• PROBLEM
Repeat the listing exactly as given, omitting every image.

Start SUPPLIED ENTRIES

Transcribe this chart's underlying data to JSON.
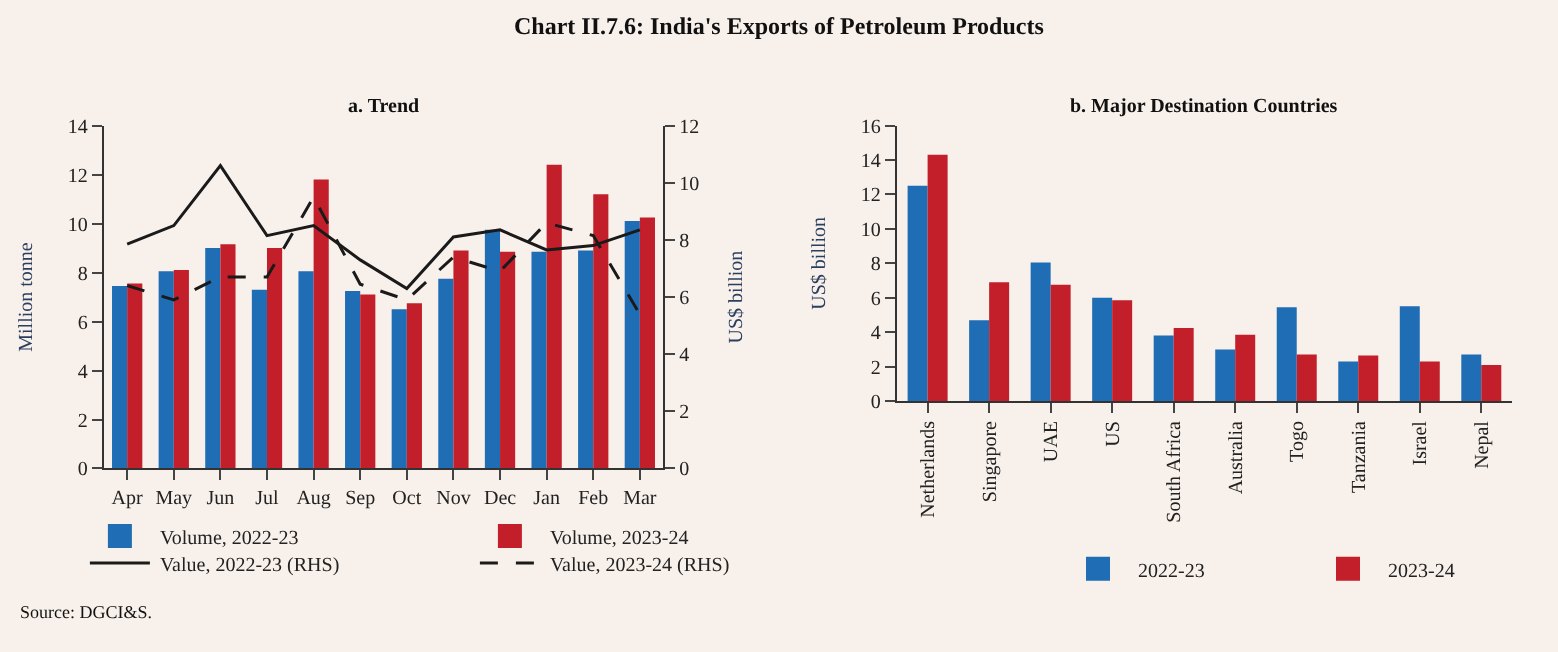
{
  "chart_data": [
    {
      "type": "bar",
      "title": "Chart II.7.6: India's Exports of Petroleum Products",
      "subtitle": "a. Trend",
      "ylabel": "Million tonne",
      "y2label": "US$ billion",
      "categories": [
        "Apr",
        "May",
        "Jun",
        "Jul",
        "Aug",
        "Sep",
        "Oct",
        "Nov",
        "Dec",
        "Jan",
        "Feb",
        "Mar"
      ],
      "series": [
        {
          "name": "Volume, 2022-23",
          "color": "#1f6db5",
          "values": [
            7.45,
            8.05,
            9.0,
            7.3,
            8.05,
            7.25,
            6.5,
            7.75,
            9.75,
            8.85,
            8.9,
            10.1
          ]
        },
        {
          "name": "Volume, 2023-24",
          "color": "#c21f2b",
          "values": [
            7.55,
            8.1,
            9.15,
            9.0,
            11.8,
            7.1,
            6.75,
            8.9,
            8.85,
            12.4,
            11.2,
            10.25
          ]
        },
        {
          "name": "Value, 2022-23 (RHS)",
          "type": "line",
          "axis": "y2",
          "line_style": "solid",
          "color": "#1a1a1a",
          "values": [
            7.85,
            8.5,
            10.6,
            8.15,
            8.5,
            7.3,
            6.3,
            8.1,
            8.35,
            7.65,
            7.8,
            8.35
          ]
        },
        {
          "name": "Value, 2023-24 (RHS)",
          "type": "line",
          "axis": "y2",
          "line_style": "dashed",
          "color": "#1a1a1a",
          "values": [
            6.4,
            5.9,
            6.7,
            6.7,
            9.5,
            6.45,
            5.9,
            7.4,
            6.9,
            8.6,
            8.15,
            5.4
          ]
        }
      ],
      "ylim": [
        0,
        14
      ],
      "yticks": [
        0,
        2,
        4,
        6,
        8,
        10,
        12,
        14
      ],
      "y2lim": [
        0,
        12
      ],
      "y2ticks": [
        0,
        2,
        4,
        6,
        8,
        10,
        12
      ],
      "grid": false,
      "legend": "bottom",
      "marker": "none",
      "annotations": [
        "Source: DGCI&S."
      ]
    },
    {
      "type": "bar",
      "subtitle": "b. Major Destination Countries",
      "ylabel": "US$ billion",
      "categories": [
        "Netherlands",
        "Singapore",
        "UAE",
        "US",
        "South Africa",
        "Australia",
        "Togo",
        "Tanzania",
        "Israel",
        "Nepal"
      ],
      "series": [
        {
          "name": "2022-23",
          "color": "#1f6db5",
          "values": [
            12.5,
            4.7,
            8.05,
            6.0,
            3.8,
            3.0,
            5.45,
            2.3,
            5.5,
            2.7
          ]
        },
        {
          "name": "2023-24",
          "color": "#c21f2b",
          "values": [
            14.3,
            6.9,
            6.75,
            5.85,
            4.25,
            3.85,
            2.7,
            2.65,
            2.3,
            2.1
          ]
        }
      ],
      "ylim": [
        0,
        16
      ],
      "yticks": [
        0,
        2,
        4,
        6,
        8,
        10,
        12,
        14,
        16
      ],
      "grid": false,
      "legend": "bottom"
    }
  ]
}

End SUPPLIED ENTRIES

• EXERCISE RESPONSE
Transcribe this chart's underlying data to JSON.
{
  "chart_data": [
    {
      "type": "bar",
      "title": "Chart II.7.6: India's Exports of Petroleum Products",
      "subtitle": "a. Trend",
      "ylabel": "Million tonne",
      "y2label": "US$ billion",
      "categories": [
        "Apr",
        "May",
        "Jun",
        "Jul",
        "Aug",
        "Sep",
        "Oct",
        "Nov",
        "Dec",
        "Jan",
        "Feb",
        "Mar"
      ],
      "series": [
        {
          "name": "Volume, 2022-23",
          "color": "#1f6db5",
          "values": [
            7.45,
            8.05,
            9.0,
            7.3,
            8.05,
            7.25,
            6.5,
            7.75,
            9.75,
            8.85,
            8.9,
            10.1
          ]
        },
        {
          "name": "Volume, 2023-24",
          "color": "#c21f2b",
          "values": [
            7.55,
            8.1,
            9.15,
            9.0,
            11.8,
            7.1,
            6.75,
            8.9,
            8.85,
            12.4,
            11.2,
            10.25
          ]
        },
        {
          "name": "Value, 2022-23 (RHS)",
          "type": "line",
          "axis": "y2",
          "line_style": "solid",
          "color": "#1a1a1a",
          "values": [
            7.85,
            8.5,
            10.6,
            8.15,
            8.5,
            7.3,
            6.3,
            8.1,
            8.35,
            7.65,
            7.8,
            8.35
          ]
        },
        {
          "name": "Value, 2023-24 (RHS)",
          "type": "line",
          "axis": "y2",
          "line_style": "dashed",
          "color": "#1a1a1a",
          "values": [
            6.4,
            5.9,
            6.7,
            6.7,
            9.5,
            6.45,
            5.9,
            7.4,
            6.9,
            8.6,
            8.15,
            5.4
          ]
        }
      ],
      "ylim": [
        0,
        14
      ],
      "yticks": [
        0,
        2,
        4,
        6,
        8,
        10,
        12,
        14
      ],
      "y2lim": [
        0,
        12
      ],
      "y2ticks": [
        0,
        2,
        4,
        6,
        8,
        10,
        12
      ],
      "grid": false,
      "legend": "bottom",
      "marker": "none",
      "annotations": [
        "Source: DGCI&S."
      ]
    },
    {
      "type": "bar",
      "subtitle": "b. Major Destination Countries",
      "ylabel": "US$ billion",
      "categories": [
        "Netherlands",
        "Singapore",
        "UAE",
        "US",
        "South Africa",
        "Australia",
        "Togo",
        "Tanzania",
        "Israel",
        "Nepal"
      ],
      "series": [
        {
          "name": "2022-23",
          "color": "#1f6db5",
          "values": [
            12.5,
            4.7,
            8.05,
            6.0,
            3.8,
            3.0,
            5.45,
            2.3,
            5.5,
            2.7
          ]
        },
        {
          "name": "2023-24",
          "color": "#c21f2b",
          "values": [
            14.3,
            6.9,
            6.75,
            5.85,
            4.25,
            3.85,
            2.7,
            2.65,
            2.3,
            2.1
          ]
        }
      ],
      "ylim": [
        0,
        16
      ],
      "yticks": [
        0,
        2,
        4,
        6,
        8,
        10,
        12,
        14,
        16
      ],
      "grid": false,
      "legend": "bottom"
    }
  ]
}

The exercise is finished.